* Task *
Check every line of the data below for the string "cost", and copy the ones that hold it.
═════ Provided data
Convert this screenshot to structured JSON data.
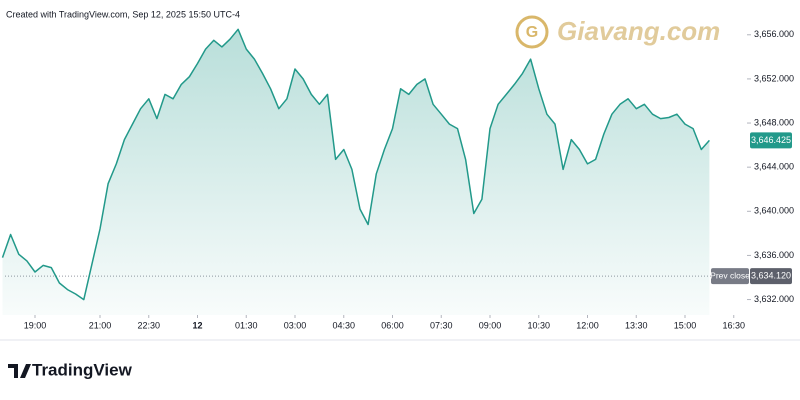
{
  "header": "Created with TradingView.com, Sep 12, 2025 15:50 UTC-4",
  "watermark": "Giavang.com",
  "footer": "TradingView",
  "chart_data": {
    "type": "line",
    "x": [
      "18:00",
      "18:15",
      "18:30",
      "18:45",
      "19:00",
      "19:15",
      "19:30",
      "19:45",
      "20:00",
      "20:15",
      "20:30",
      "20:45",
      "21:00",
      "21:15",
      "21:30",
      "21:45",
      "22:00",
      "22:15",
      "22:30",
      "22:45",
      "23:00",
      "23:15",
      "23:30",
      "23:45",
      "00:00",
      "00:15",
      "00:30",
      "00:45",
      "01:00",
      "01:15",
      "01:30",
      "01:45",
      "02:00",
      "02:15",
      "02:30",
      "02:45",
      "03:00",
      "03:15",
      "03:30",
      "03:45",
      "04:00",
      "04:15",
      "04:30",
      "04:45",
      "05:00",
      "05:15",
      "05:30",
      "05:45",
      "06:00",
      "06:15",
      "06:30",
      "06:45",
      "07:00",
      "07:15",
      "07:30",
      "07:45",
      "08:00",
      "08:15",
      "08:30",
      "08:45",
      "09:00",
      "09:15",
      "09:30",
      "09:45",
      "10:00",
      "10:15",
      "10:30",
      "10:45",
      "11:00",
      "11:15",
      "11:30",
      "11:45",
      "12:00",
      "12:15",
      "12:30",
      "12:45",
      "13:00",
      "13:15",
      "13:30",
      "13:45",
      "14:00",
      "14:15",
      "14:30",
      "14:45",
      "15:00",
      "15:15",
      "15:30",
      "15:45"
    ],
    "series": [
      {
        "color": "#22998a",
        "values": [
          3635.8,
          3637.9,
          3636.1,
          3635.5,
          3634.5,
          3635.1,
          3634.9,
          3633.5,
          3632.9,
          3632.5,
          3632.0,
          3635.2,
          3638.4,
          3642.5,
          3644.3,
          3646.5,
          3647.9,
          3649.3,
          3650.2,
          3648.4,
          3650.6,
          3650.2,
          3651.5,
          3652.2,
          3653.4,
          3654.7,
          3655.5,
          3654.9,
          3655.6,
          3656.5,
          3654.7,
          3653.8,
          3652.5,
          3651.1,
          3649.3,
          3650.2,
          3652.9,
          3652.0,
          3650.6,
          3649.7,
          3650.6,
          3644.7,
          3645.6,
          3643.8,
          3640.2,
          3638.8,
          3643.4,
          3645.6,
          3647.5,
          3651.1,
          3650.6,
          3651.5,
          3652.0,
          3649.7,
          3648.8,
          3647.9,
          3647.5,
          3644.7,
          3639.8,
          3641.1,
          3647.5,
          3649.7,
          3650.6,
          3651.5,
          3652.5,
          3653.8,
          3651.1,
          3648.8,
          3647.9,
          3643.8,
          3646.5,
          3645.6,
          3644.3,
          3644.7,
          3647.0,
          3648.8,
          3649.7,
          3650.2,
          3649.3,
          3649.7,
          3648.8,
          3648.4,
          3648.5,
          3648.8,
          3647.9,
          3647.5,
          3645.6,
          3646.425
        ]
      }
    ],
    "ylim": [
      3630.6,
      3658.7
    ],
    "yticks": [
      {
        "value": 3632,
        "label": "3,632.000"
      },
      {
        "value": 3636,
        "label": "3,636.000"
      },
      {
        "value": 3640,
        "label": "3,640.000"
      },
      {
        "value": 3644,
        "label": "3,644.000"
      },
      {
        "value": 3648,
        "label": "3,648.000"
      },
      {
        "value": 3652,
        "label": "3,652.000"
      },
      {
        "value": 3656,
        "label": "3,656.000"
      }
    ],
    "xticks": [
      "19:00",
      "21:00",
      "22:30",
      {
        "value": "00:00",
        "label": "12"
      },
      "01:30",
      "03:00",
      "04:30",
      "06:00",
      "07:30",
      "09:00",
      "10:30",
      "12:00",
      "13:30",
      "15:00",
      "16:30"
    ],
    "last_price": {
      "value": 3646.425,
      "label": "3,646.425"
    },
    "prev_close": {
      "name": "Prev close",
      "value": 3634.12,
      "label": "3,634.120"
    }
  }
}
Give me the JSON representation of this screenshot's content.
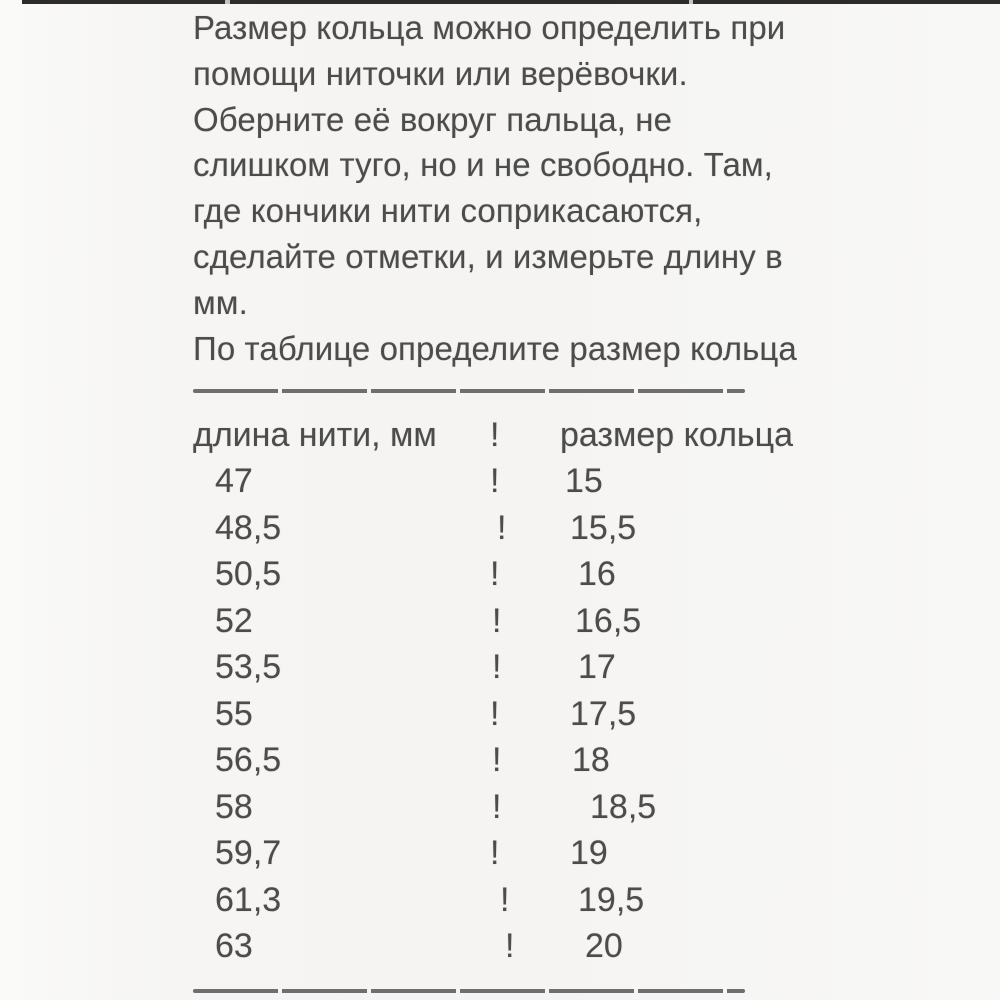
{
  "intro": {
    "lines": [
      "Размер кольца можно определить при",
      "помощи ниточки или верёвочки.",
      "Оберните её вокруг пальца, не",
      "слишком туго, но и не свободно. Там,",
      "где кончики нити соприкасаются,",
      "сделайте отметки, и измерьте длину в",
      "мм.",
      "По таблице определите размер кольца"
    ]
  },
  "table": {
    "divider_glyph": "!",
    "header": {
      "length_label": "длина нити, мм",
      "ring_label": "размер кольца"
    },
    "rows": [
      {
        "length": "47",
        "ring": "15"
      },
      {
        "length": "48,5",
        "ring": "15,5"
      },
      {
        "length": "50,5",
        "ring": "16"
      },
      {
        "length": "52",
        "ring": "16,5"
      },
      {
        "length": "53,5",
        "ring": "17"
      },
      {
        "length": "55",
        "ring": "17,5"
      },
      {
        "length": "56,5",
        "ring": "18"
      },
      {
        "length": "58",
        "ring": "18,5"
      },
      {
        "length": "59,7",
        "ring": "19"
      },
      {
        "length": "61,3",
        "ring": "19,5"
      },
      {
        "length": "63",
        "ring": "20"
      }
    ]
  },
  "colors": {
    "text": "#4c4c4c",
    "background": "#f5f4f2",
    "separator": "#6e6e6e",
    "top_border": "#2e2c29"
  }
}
══════════
═════ Provided data
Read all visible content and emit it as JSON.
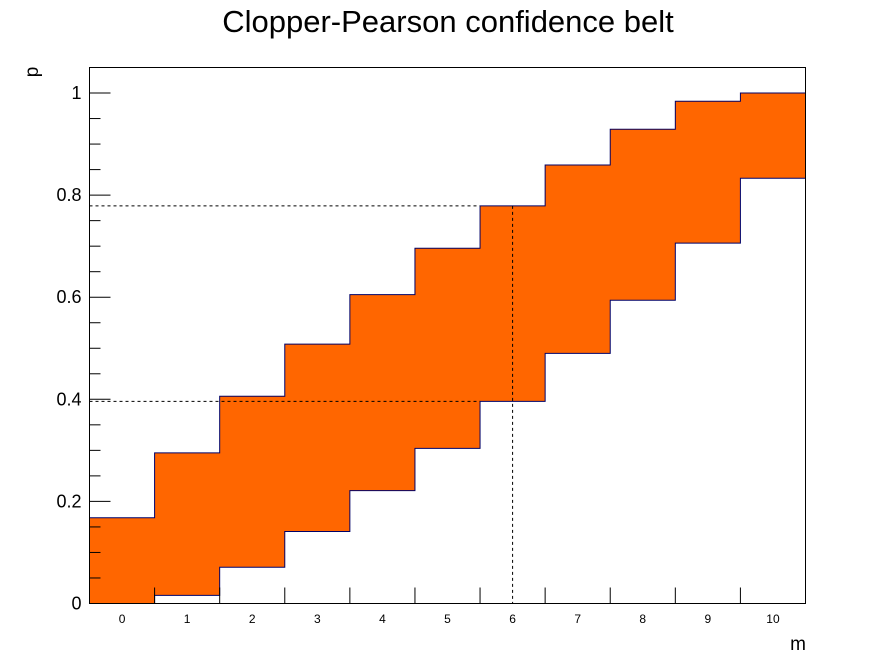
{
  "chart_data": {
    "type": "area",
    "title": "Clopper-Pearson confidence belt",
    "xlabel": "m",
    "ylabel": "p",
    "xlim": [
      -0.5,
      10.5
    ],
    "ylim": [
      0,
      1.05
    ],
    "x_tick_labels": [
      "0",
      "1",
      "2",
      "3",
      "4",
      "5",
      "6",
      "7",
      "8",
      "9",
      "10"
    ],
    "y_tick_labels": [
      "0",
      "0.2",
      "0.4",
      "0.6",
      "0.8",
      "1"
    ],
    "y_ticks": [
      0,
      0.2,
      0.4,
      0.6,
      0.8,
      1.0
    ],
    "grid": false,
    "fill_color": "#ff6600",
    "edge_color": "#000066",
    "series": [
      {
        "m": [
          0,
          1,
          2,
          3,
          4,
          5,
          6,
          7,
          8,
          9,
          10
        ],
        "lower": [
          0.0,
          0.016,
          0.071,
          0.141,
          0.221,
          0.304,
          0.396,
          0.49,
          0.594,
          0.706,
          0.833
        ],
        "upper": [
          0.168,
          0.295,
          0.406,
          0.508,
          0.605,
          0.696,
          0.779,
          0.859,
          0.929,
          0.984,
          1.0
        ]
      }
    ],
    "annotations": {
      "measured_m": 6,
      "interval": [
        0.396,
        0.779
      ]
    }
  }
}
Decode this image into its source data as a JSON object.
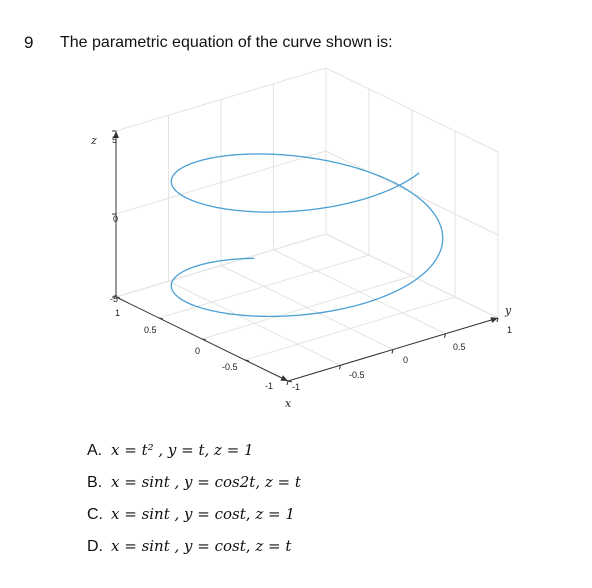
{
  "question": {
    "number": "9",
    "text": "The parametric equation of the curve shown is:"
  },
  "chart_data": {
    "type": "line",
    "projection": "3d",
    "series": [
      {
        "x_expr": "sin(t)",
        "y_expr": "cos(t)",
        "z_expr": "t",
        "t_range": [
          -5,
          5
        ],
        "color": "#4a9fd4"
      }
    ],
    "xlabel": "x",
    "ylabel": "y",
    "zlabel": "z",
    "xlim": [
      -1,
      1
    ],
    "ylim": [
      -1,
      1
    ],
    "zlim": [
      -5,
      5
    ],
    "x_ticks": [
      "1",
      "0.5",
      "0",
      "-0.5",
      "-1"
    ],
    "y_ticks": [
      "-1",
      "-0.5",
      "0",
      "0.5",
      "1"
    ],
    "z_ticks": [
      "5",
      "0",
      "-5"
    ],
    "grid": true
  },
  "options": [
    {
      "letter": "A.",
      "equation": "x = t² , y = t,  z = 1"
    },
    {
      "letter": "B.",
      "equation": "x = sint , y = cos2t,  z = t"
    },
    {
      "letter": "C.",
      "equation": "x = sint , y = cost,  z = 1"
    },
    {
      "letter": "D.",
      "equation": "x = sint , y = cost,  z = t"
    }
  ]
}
══════════
* Exercise output *
      "equation": "x = sint , y = cost,  z = 1"
      "equation": "x = sint , y = cost,  z = t"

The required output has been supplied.